Chart and figure data

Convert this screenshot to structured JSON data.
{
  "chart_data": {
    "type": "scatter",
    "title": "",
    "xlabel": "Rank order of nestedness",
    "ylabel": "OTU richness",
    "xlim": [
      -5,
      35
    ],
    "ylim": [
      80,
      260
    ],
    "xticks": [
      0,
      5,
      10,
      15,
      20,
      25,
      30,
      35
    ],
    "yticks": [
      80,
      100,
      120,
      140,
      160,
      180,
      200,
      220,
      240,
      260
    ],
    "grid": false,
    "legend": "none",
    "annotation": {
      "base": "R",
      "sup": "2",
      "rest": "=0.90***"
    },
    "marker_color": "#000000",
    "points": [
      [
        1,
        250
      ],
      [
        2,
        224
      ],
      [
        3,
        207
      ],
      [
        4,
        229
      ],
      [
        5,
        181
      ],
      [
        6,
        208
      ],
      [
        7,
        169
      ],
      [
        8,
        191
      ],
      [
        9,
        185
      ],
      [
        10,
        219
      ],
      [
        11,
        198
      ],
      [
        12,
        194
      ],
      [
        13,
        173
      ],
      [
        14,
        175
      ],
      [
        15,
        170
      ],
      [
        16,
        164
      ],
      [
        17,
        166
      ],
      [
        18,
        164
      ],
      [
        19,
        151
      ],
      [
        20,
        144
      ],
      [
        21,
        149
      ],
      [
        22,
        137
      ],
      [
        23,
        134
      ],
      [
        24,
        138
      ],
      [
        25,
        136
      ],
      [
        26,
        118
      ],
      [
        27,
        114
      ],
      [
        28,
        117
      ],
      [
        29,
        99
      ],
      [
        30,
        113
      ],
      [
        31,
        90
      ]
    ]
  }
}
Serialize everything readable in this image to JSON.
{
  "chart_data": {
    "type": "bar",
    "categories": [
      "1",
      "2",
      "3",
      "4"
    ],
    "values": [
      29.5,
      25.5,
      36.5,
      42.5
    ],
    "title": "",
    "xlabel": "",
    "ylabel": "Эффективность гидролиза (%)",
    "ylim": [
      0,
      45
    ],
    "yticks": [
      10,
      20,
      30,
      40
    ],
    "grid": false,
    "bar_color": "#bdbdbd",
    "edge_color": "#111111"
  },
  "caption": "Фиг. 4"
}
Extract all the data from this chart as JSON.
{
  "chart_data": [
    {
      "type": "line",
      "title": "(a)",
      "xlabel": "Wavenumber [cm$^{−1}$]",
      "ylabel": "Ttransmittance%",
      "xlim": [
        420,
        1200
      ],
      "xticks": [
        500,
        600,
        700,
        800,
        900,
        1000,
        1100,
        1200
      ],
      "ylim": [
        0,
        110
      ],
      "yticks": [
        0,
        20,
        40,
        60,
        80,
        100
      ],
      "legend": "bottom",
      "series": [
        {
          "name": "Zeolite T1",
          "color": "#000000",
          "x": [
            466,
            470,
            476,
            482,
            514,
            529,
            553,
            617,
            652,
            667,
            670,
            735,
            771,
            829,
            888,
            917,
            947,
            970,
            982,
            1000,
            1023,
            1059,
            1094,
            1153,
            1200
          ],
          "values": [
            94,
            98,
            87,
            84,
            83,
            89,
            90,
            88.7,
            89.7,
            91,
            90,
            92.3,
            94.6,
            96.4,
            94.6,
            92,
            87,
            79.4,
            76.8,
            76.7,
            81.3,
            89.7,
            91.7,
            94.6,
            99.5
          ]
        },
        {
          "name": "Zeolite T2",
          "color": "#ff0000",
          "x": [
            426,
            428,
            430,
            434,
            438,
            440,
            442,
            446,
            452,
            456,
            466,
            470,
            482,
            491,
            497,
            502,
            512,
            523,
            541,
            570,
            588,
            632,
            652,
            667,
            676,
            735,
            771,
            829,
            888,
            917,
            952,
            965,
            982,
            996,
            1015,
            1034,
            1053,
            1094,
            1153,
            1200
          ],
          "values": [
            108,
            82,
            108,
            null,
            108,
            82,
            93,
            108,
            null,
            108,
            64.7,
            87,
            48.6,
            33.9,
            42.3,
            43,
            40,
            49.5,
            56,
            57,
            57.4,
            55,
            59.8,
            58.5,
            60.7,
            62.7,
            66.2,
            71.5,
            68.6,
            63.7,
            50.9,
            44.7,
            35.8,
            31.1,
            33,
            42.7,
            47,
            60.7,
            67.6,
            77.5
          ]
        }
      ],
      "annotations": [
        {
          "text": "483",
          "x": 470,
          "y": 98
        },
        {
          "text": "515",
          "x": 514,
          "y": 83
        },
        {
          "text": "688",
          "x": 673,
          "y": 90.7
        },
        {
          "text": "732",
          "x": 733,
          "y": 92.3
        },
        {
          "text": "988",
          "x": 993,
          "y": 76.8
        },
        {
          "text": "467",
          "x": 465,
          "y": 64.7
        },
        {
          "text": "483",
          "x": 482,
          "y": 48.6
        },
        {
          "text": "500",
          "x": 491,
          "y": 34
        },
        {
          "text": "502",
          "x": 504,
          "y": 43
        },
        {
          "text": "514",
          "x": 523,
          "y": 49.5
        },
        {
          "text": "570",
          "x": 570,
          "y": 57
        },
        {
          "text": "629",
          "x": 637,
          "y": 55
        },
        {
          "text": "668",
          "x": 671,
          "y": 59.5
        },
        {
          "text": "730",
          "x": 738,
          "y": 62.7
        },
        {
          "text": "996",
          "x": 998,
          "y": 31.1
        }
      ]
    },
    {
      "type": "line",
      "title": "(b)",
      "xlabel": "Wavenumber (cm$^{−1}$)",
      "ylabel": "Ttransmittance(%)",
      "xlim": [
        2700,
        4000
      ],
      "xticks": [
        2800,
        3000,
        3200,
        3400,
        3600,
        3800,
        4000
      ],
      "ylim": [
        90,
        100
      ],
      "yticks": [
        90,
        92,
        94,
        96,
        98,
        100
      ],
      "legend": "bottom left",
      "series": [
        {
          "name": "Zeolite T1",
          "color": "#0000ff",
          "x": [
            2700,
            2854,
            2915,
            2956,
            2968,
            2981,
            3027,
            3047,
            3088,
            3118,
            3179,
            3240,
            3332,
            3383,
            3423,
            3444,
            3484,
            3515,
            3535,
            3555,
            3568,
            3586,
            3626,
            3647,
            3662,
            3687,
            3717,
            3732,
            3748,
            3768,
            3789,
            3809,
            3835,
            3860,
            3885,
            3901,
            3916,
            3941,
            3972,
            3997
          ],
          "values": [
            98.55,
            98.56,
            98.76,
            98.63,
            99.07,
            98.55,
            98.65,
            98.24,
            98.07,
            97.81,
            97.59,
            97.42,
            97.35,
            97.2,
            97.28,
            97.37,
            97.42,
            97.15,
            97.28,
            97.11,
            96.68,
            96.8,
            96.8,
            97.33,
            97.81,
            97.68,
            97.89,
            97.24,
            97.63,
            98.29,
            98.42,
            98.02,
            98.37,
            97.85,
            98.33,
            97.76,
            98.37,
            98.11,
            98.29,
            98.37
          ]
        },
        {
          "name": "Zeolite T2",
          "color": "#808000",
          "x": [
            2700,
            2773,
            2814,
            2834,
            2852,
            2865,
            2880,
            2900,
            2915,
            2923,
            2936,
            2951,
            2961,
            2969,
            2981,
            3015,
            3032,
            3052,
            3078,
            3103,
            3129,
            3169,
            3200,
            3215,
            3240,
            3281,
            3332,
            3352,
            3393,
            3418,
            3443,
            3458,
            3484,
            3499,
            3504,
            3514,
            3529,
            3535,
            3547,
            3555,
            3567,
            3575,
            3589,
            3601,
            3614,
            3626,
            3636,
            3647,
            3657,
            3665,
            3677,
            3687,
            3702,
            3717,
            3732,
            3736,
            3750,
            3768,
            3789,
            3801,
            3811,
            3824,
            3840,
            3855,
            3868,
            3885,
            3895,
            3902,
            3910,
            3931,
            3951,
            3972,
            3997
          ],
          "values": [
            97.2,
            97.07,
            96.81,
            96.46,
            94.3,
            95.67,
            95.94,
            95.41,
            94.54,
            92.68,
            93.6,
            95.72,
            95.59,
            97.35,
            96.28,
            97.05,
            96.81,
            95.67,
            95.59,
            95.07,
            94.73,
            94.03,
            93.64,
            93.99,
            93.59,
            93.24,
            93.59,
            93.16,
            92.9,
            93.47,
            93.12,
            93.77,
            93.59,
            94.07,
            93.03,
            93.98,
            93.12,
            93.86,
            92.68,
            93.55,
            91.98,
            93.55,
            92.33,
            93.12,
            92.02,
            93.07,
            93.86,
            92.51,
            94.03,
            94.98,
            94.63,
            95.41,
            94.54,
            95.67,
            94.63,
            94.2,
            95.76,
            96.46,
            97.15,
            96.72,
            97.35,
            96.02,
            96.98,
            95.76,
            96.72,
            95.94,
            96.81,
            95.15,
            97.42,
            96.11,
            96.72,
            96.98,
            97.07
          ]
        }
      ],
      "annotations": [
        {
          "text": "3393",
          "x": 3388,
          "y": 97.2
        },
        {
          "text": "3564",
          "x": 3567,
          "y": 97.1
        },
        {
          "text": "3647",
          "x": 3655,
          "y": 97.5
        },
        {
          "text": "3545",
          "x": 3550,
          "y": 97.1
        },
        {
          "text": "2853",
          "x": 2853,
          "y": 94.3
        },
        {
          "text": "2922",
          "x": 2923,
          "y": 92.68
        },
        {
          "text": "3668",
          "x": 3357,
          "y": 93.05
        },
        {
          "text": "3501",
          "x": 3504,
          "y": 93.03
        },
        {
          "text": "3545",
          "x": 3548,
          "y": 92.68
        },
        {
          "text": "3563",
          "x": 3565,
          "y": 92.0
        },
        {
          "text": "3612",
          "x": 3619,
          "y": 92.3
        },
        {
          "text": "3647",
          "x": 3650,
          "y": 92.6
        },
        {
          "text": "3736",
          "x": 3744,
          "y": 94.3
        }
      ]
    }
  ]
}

- _YOUR GOAL_
Point out every line holding the string "Ttransmittance" and copy it.

- _SOLUTION TO THIS EXERCISE_
      "ylabel": "Ttransmittance%",
      "ylabel": "Ttransmittance(%)",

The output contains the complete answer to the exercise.